++++ Source data ++++

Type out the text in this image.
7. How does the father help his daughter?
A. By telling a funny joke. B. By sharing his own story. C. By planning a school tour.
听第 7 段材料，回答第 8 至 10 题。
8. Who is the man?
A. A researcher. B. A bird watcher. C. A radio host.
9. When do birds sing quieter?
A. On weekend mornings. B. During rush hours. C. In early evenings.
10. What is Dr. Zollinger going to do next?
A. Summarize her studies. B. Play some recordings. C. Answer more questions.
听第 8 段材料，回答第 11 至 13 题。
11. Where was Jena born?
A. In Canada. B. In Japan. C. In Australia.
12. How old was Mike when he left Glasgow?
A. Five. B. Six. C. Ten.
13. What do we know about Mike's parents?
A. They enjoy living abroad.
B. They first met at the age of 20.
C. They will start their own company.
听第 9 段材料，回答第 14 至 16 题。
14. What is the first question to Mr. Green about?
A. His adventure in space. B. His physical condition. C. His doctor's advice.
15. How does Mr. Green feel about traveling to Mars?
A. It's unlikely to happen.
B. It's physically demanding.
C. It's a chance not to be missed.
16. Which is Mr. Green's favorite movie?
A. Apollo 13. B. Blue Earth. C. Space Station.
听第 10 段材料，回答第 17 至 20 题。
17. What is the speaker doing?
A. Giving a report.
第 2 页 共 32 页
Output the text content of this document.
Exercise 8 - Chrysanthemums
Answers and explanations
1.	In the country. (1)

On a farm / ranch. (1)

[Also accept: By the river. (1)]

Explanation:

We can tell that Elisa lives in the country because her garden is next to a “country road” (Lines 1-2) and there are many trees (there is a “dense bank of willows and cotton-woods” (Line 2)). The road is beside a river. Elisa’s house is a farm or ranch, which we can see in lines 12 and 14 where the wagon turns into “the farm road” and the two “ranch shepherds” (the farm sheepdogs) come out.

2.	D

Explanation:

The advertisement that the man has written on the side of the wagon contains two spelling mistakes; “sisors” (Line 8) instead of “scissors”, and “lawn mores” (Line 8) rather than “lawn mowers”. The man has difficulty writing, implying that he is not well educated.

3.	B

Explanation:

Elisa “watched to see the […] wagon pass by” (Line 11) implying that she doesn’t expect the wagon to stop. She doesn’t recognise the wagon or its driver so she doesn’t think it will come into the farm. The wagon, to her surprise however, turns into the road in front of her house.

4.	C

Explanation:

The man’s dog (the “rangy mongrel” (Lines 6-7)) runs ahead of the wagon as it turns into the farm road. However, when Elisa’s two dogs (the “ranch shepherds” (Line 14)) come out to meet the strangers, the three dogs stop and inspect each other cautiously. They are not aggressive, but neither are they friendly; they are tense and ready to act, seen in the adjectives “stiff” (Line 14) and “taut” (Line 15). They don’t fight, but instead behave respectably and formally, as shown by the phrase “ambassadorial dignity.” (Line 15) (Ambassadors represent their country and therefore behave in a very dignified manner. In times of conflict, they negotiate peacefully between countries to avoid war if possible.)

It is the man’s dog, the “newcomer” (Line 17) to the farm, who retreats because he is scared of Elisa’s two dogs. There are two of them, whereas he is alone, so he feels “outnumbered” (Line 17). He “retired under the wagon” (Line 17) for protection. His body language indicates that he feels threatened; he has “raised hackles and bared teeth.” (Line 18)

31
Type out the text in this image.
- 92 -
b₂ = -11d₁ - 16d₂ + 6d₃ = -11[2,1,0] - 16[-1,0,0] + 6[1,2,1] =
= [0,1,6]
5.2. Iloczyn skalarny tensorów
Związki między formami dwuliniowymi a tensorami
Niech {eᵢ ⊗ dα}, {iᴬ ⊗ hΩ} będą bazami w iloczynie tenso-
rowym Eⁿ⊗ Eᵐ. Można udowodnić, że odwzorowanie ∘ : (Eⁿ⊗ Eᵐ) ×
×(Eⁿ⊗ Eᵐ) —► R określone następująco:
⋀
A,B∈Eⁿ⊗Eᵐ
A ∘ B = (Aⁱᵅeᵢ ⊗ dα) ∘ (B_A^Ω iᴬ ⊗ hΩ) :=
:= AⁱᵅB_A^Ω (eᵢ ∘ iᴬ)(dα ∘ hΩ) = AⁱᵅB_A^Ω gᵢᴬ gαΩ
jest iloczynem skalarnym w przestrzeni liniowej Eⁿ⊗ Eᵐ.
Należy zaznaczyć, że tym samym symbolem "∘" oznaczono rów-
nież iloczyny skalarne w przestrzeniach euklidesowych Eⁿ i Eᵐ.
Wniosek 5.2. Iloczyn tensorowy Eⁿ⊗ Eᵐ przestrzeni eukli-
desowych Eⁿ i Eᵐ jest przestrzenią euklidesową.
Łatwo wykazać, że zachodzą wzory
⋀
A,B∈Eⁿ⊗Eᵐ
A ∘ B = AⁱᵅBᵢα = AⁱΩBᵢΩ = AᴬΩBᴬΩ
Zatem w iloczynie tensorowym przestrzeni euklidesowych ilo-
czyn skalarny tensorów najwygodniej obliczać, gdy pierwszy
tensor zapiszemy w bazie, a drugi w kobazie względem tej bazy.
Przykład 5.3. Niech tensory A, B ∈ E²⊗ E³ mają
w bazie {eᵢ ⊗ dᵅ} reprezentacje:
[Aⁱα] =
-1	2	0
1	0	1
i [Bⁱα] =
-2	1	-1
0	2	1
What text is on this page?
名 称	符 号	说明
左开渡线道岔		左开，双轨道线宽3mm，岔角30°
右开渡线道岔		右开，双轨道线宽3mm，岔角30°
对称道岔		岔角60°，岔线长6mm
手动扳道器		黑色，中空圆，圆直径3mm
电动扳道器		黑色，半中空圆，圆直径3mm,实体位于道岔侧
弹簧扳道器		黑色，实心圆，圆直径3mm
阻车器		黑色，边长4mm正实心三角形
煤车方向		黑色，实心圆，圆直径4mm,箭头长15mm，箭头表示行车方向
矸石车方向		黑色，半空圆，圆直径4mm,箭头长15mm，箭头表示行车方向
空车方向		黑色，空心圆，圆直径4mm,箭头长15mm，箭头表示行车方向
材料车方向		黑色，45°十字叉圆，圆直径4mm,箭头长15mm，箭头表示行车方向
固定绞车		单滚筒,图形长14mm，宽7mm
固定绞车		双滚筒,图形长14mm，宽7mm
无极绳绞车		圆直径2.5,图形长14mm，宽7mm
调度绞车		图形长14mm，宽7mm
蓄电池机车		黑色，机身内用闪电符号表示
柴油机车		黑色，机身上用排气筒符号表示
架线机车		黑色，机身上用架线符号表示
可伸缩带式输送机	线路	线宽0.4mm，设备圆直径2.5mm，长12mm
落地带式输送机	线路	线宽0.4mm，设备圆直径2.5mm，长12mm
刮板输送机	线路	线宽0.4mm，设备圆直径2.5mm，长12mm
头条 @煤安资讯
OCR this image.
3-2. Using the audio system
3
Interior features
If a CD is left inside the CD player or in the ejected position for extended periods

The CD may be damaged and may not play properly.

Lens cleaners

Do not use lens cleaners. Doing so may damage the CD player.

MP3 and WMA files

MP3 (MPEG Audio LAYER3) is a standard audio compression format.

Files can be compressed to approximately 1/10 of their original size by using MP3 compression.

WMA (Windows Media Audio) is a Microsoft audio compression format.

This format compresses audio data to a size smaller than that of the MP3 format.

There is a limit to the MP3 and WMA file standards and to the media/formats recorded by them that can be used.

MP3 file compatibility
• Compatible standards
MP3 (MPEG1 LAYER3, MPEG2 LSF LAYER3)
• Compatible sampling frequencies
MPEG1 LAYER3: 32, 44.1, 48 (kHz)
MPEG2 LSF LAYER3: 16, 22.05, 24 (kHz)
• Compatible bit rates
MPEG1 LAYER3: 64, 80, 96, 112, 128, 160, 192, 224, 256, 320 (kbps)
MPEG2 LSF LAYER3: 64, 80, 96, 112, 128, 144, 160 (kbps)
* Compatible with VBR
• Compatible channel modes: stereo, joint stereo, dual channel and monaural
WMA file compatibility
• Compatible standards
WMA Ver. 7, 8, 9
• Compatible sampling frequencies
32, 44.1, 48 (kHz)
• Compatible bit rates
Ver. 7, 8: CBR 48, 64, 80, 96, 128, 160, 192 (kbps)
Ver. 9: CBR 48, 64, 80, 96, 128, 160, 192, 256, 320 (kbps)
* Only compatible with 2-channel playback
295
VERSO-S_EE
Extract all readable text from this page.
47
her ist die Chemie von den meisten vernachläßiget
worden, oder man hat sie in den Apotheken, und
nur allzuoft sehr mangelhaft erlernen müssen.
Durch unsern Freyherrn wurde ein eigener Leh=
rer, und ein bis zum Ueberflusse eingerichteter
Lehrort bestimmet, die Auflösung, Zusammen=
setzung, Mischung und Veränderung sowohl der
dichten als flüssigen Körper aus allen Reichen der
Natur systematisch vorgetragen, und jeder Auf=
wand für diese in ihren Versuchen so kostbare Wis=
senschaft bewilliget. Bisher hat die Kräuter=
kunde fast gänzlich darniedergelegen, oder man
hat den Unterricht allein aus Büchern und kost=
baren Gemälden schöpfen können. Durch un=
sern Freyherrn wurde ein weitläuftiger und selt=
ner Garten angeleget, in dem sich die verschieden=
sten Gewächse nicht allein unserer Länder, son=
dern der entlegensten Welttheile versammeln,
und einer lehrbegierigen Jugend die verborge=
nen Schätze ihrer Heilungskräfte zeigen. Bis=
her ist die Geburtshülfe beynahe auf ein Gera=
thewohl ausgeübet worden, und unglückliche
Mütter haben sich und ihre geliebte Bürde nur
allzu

++++

## Short problem
In the records above, find each line with the word "channel" and copy it.

## Answer to this task
• Compatible channel modes: stereo, joint stereo, dual channel and monaural
* Only compatible with 2-channel playback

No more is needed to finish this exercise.